OBJECTIVE:
The lines to be copied run from the one containing "Give me a plain-text" to the end of the material below; reproduce them exactly, including both ends, and nothing more.

DATA LINES:
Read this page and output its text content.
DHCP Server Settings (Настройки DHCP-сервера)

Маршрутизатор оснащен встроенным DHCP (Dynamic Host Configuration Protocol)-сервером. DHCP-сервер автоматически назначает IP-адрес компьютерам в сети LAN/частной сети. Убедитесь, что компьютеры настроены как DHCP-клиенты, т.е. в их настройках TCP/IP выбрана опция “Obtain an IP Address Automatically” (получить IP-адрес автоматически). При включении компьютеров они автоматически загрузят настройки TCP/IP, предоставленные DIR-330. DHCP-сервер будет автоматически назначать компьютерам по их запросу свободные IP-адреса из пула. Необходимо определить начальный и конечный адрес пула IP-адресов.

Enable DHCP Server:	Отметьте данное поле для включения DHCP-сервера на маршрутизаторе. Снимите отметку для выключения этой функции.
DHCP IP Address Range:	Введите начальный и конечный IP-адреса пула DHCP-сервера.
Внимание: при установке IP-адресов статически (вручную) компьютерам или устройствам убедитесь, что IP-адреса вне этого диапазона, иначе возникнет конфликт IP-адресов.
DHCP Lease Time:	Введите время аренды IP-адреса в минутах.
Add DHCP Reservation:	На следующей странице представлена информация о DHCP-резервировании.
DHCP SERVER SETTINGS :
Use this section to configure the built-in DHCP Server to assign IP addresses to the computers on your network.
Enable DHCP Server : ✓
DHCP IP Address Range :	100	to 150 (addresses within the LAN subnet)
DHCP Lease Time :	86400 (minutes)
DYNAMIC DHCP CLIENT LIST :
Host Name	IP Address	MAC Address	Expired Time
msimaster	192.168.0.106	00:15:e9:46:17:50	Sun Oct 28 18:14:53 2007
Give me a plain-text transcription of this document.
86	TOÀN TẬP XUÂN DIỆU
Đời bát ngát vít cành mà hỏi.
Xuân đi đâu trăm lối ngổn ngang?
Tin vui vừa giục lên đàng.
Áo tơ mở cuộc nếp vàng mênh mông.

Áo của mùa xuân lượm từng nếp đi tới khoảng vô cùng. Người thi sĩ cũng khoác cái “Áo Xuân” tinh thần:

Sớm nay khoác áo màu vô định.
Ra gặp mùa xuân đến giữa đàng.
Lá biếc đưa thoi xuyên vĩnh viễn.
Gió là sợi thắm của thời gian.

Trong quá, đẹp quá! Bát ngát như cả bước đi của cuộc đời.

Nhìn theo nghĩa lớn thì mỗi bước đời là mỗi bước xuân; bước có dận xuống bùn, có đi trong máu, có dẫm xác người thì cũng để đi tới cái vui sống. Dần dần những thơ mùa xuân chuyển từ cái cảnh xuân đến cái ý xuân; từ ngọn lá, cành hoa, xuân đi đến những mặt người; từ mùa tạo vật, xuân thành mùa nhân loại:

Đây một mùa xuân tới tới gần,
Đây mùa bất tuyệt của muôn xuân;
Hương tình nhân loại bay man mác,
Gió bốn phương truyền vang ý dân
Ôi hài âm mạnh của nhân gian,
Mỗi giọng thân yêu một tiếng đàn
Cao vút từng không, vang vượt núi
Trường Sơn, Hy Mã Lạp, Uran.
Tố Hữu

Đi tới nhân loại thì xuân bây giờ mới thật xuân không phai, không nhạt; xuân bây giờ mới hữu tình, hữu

SOLUTION:
Give me a plain-text transcription of this document.
86	TOÀN TẬP XUÂN DIỆU
Đời bát ngát vít cành mà hỏi.
Xuân đi đâu trăm lối ngổn ngang?
Tin vui vừa giục lên đàng.
Áo tơ mở cuộc nếp vàng mênh mông.

Áo của mùa xuân lượm từng nếp đi tới khoảng vô cùng. Người thi sĩ cũng khoác cái “Áo Xuân” tinh thần:

Sớm nay khoác áo màu vô định.
Ra gặp mùa xuân đến giữa đàng.
Lá biếc đưa thoi xuyên vĩnh viễn.
Gió là sợi thắm của thời gian.

Trong quá, đẹp quá! Bát ngát như cả bước đi của cuộc đời.

Nhìn theo nghĩa lớn thì mỗi bước đời là mỗi bước xuân; bước có dận xuống bùn, có đi trong máu, có dẫm xác người thì cũng để đi tới cái vui sống. Dần dần những thơ mùa xuân chuyển từ cái cảnh xuân đến cái ý xuân; từ ngọn lá, cành hoa, xuân đi đến những mặt người; từ mùa tạo vật, xuân thành mùa nhân loại:

Đây một mùa xuân tới tới gần,
Đây mùa bất tuyệt của muôn xuân;
Hương tình nhân loại bay man mác,
Gió bốn phương truyền vang ý dân
Ôi hài âm mạnh của nhân gian,
Mỗi giọng thân yêu một tiếng đàn
Cao vút từng không, vang vượt núi
Trường Sơn, Hy Mã Lạp, Uran.
Tố Hữu

Đi tới nhân loại thì xuân bây giờ mới thật xuân không phai, không nhạt; xuân bây giờ mới hữu tình, hữu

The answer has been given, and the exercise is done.